**** Raw records
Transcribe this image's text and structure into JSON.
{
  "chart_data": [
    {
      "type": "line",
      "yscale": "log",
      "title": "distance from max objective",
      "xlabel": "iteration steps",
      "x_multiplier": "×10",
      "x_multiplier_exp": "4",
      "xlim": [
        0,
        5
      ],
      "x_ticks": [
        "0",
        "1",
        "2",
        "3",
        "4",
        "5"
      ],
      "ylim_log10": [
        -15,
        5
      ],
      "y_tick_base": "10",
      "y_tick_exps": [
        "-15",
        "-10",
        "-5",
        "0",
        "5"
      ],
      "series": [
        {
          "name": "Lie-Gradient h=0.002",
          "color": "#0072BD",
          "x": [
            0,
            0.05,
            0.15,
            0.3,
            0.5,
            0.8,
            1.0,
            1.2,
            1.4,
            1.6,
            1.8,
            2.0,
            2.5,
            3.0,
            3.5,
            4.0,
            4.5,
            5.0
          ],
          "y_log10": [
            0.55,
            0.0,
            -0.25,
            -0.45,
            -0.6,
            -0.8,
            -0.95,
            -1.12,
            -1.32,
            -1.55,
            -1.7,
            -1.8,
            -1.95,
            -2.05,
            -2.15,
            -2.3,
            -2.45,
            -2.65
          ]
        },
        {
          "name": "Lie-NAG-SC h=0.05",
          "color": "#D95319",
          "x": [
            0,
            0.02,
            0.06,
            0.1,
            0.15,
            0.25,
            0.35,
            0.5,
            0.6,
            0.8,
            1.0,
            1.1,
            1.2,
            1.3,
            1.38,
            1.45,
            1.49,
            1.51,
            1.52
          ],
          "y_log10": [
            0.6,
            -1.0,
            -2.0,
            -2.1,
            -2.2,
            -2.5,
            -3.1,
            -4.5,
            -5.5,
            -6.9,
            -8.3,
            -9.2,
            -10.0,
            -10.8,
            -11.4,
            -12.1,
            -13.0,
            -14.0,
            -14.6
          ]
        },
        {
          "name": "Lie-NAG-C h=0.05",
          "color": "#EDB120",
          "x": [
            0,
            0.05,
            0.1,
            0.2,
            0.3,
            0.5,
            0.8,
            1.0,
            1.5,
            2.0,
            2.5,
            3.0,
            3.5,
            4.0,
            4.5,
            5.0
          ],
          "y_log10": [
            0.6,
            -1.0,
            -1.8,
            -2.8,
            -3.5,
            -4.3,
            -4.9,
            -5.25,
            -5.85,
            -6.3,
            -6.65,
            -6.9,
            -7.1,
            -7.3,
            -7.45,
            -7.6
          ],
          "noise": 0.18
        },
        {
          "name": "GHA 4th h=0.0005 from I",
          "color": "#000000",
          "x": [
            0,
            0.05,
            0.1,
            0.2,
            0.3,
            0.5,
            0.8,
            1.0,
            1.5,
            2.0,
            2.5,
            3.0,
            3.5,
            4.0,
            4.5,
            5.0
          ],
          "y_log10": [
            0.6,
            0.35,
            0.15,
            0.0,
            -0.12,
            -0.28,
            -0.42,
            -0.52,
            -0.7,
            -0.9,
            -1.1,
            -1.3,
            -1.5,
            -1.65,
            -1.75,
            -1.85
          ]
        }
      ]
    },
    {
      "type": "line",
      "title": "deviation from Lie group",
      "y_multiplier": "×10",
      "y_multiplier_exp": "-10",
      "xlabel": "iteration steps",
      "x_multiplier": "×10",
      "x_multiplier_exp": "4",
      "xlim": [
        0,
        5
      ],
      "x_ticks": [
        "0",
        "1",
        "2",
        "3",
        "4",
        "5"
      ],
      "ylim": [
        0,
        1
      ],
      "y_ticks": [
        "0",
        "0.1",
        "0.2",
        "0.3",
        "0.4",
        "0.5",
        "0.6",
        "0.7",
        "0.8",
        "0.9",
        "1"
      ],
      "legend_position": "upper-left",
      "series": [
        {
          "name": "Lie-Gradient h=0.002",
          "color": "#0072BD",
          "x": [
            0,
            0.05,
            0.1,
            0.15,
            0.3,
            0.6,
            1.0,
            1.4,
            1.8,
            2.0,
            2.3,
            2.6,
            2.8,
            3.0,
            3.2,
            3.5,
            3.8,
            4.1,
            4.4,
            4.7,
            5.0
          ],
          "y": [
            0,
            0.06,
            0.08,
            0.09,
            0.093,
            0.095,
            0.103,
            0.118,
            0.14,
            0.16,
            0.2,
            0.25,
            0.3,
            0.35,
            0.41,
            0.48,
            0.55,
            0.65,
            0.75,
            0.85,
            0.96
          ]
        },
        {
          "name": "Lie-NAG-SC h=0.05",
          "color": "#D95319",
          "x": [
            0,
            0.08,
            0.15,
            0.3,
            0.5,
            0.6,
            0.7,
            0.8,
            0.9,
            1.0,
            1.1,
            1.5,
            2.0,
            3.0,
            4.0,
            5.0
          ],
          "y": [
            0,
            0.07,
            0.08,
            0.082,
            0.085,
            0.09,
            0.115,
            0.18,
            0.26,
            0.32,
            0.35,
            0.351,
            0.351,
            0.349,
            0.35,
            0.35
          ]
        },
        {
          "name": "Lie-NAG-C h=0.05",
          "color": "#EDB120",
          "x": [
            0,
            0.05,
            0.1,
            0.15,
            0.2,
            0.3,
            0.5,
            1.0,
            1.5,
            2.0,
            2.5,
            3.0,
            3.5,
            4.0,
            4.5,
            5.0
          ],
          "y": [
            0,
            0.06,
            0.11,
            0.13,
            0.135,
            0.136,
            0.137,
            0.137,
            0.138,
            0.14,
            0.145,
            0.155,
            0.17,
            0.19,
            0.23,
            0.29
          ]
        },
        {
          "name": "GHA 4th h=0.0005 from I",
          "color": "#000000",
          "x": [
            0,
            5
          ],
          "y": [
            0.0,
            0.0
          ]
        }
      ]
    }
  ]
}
********
Write the material out exactly, with nothing left out.

__Answer below__.
Transcribe this image's text and structure into JSON.
{
  "chart_data": [
    {
      "type": "line",
      "yscale": "log",
      "title": "distance from max objective",
      "xlabel": "iteration steps",
      "x_multiplier": "×10",
      "x_multiplier_exp": "4",
      "xlim": [
        0,
        5
      ],
      "x_ticks": [
        "0",
        "1",
        "2",
        "3",
        "4",
        "5"
      ],
      "ylim_log10": [
        -15,
        5
      ],
      "y_tick_base": "10",
      "y_tick_exps": [
        "-15",
        "-10",
        "-5",
        "0",
        "5"
      ],
      "series": [
        {
          "name": "Lie-Gradient h=0.002",
          "color": "#0072BD",
          "x": [
            0,
            0.05,
            0.15,
            0.3,
            0.5,
            0.8,
            1.0,
            1.2,
            1.4,
            1.6,
            1.8,
            2.0,
            2.5,
            3.0,
            3.5,
            4.0,
            4.5,
            5.0
          ],
          "y_log10": [
            0.55,
            0.0,
            -0.25,
            -0.45,
            -0.6,
            -0.8,
            -0.95,
            -1.12,
            -1.32,
            -1.55,
            -1.7,
            -1.8,
            -1.95,
            -2.05,
            -2.15,
            -2.3,
            -2.45,
            -2.65
          ]
        },
        {
          "name": "Lie-NAG-SC h=0.05",
          "color": "#D95319",
          "x": [
            0,
            0.02,
            0.06,
            0.1,
            0.15,
            0.25,
            0.35,
            0.5,
            0.6,
            0.8,
            1.0,
            1.1,
            1.2,
            1.3,
            1.38,
            1.45,
            1.49,
            1.51,
            1.52
          ],
          "y_log10": [
            0.6,
            -1.0,
            -2.0,
            -2.1,
            -2.2,
            -2.5,
            -3.1,
            -4.5,
            -5.5,
            -6.9,
            -8.3,
            -9.2,
            -10.0,
            -10.8,
            -11.4,
            -12.1,
            -13.0,
            -14.0,
            -14.6
          ]
        },
        {
          "name": "Lie-NAG-C h=0.05",
          "color": "#EDB120",
          "x": [
            0,
            0.05,
            0.1,
            0.2,
            0.3,
            0.5,
            0.8,
            1.0,
            1.5,
            2.0,
            2.5,
            3.0,
            3.5,
            4.0,
            4.5,
            5.0
          ],
          "y_log10": [
            0.6,
            -1.0,
            -1.8,
            -2.8,
            -3.5,
            -4.3,
            -4.9,
            -5.25,
            -5.85,
            -6.3,
            -6.65,
            -6.9,
            -7.1,
            -7.3,
            -7.45,
            -7.6
          ],
          "noise": 0.18
        },
        {
          "name": "GHA 4th h=0.0005 from I",
          "color": "#000000",
          "x": [
            0,
            0.05,
            0.1,
            0.2,
            0.3,
            0.5,
            0.8,
            1.0,
            1.5,
            2.0,
            2.5,
            3.0,
            3.5,
            4.0,
            4.5,
            5.0
          ],
          "y_log10": [
            0.6,
            0.35,
            0.15,
            0.0,
            -0.12,
            -0.28,
            -0.42,
            -0.52,
            -0.7,
            -0.9,
            -1.1,
            -1.3,
            -1.5,
            -1.65,
            -1.75,
            -1.85
          ]
        }
      ]
    },
    {
      "type": "line",
      "title": "deviation from Lie group",
      "y_multiplier": "×10",
      "y_multiplier_exp": "-10",
      "xlabel": "iteration steps",
      "x_multiplier": "×10",
      "x_multiplier_exp": "4",
      "xlim": [
        0,
        5
      ],
      "x_ticks": [
        "0",
        "1",
        "2",
        "3",
        "4",
        "5"
      ],
      "ylim": [
        0,
        1
      ],
      "y_ticks": [
        "0",
        "0.1",
        "0.2",
        "0.3",
        "0.4",
        "0.5",
        "0.6",
        "0.7",
        "0.8",
        "0.9",
        "1"
      ],
      "legend_position": "upper-left",
      "series": [
        {
          "name": "Lie-Gradient h=0.002",
          "color": "#0072BD",
          "x": [
            0,
            0.05,
            0.1,
            0.15,
            0.3,
            0.6,
            1.0,
            1.4,
            1.8,
            2.0,
            2.3,
            2.6,
            2.8,
            3.0,
            3.2,
            3.5,
            3.8,
            4.1,
            4.4,
            4.7,
            5.0
          ],
          "y": [
            0,
            0.06,
            0.08,
            0.09,
            0.093,
            0.095,
            0.103,
            0.118,
            0.14,
            0.16,
            0.2,
            0.25,
            0.3,
            0.35,
            0.41,
            0.48,
            0.55,
            0.65,
            0.75,
            0.85,
            0.96
          ]
        },
        {
          "name": "Lie-NAG-SC h=0.05",
          "color": "#D95319",
          "x": [
            0,
            0.08,
            0.15,
            0.3,
            0.5,
            0.6,
            0.7,
            0.8,
            0.9,
            1.0,
            1.1,
            1.5,
            2.0,
            3.0,
            4.0,
            5.0
          ],
          "y": [
            0,
            0.07,
            0.08,
            0.082,
            0.085,
            0.09,
            0.115,
            0.18,
            0.26,
            0.32,
            0.35,
            0.351,
            0.351,
            0.349,
            0.35,
            0.35
          ]
        },
        {
          "name": "Lie-NAG-C h=0.05",
          "color": "#EDB120",
          "x": [
            0,
            0.05,
            0.1,
            0.15,
            0.2,
            0.3,
            0.5,
            1.0,
            1.5,
            2.0,
            2.5,
            3.0,
            3.5,
            4.0,
            4.5,
            5.0
          ],
          "y": [
            0,
            0.06,
            0.11,
            0.13,
            0.135,
            0.136,
            0.137,
            0.137,
            0.138,
            0.14,
            0.145,
            0.155,
            0.17,
            0.19,
            0.23,
            0.29
          ]
        },
        {
          "name": "GHA 4th h=0.0005 from I",
          "color": "#000000",
          "x": [
            0,
            5
          ],
          "y": [
            0.0,
            0.0
          ]
        }
      ]
    }
  ]
}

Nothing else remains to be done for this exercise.